[PROBLEM DETAILS] Reproduce every entry exactly as shown.

BEGIN GIVEN DATA

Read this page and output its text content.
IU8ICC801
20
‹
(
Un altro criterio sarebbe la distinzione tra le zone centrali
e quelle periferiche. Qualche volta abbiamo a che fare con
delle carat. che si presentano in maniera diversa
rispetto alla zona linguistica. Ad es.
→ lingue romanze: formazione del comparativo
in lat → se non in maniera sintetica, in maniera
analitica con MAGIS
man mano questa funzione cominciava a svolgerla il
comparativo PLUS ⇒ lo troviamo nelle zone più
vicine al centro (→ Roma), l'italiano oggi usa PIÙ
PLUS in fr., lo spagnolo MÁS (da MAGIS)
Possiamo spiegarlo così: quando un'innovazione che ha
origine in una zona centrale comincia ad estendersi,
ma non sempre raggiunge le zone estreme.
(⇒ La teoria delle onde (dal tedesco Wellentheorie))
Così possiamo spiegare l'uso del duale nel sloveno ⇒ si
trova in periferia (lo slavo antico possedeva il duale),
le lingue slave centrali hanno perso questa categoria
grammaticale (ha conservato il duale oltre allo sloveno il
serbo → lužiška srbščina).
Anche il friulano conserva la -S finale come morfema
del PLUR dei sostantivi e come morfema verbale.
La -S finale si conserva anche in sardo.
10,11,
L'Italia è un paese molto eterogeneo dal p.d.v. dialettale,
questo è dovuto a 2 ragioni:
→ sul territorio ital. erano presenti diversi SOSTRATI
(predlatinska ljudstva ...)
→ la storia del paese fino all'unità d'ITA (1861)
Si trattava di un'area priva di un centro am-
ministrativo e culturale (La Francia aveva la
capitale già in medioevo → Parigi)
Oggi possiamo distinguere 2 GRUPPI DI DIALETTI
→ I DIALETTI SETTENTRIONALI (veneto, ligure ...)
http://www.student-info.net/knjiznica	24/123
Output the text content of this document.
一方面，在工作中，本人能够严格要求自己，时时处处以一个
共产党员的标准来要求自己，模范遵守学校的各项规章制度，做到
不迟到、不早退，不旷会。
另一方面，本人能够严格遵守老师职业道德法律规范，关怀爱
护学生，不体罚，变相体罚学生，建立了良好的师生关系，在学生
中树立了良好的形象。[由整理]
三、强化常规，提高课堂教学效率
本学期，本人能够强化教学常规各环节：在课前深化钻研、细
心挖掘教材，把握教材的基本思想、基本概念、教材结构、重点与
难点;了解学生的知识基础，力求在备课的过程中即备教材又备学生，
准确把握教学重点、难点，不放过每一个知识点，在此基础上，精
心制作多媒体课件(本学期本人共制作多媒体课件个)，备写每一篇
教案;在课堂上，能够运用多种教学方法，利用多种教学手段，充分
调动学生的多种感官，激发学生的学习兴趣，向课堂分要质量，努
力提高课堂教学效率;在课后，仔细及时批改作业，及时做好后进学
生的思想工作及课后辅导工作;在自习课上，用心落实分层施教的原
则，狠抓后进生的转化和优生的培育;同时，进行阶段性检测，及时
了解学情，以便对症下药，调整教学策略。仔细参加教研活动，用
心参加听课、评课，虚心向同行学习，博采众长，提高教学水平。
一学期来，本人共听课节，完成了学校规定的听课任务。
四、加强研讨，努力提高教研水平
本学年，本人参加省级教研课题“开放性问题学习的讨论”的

END GIVEN DATA

[ANSWER FOR THIS EXERCISE]
Read this page and output its text content.
IU8ICC801
20
‹
(
Un altro criterio sarebbe la distinzione tra le zone centrali
e quelle periferiche. Qualche volta abbiamo a che fare con
delle carat. che si presentano in maniera diversa
rispetto alla zona linguistica. Ad es.
→ lingue romanze: formazione del comparativo
in lat → se non in maniera sintetica, in maniera
analitica con MAGIS
man mano questa funzione cominciava a svolgerla il
comparativo PLUS ⇒ lo troviamo nelle zone più
vicine al centro (→ Roma), l'italiano oggi usa PIÙ
PLUS in fr., lo spagnolo MÁS (da MAGIS)
Possiamo spiegarlo così: quando un'innovazione che ha
origine in una zona centrale comincia ad estendersi,
ma non sempre raggiunge le zone estreme.
(⇒ La teoria delle onde (dal tedesco Wellentheorie))
Così possiamo spiegare l'uso del duale nel sloveno ⇒ si
trova in periferia (lo slavo antico possedeva il duale),
le lingue slave centrali hanno perso questa categoria
grammaticale (ha conservato il duale oltre allo sloveno il
serbo → lužiška srbščina).
Anche il friulano conserva la -S finale come morfema
del PLUR dei sostantivi e come morfema verbale.
La -S finale si conserva anche in sardo.
10,11,
L'Italia è un paese molto eterogeneo dal p.d.v. dialettale,
questo è dovuto a 2 ragioni:
→ sul territorio ital. erano presenti diversi SOSTRATI
(predlatinska ljudstva ...)
→ la storia del paese fino all'unità d'ITA (1861)
Si trattava di un'area priva di un centro am-
ministrativo e culturale (La Francia aveva la
capitale già in medioevo → Parigi)
Oggi possiamo distinguere 2 GRUPPI DI DIALETTI
→ I DIALETTI SETTENTRIONALI (veneto, ligure ...)
http://www.student-info.net/knjiznica	24/123
Output the text content of this document.
一方面，在工作中，本人能够严格要求自己，时时处处以一个
共产党员的标准来要求自己，模范遵守学校的各项规章制度，做到
不迟到、不早退，不旷会。
另一方面，本人能够严格遵守老师职业道德法律规范，关怀爱
护学生，不体罚，变相体罚学生，建立了良好的师生关系，在学生
中树立了良好的形象。[由整理]
三、强化常规，提高课堂教学效率
本学期，本人能够强化教学常规各环节：在课前深化钻研、细
心挖掘教材，把握教材的基本思想、基本概念、教材结构、重点与
难点;了解学生的知识基础，力求在备课的过程中即备教材又备学生，
准确把握教学重点、难点，不放过每一个知识点，在此基础上，精
心制作多媒体课件(本学期本人共制作多媒体课件个)，备写每一篇
教案;在课堂上，能够运用多种教学方法，利用多种教学手段，充分
调动学生的多种感官，激发学生的学习兴趣，向课堂分要质量，努
力提高课堂教学效率;在课后，仔细及时批改作业，及时做好后进学
生的思想工作及课后辅导工作;在自习课上，用心落实分层施教的原
则，狠抓后进生的转化和优生的培育;同时，进行阶段性检测，及时
了解学情，以便对症下药，调整教学策略。仔细参加教研活动，用
心参加听课、评课，虚心向同行学习，博采众长，提高教学水平。
一学期来，本人共听课节，完成了学校规定的听课任务。
四、加强研讨，努力提高教研水平
本学年，本人参加省级教研课题“开放性问题学习的讨论”的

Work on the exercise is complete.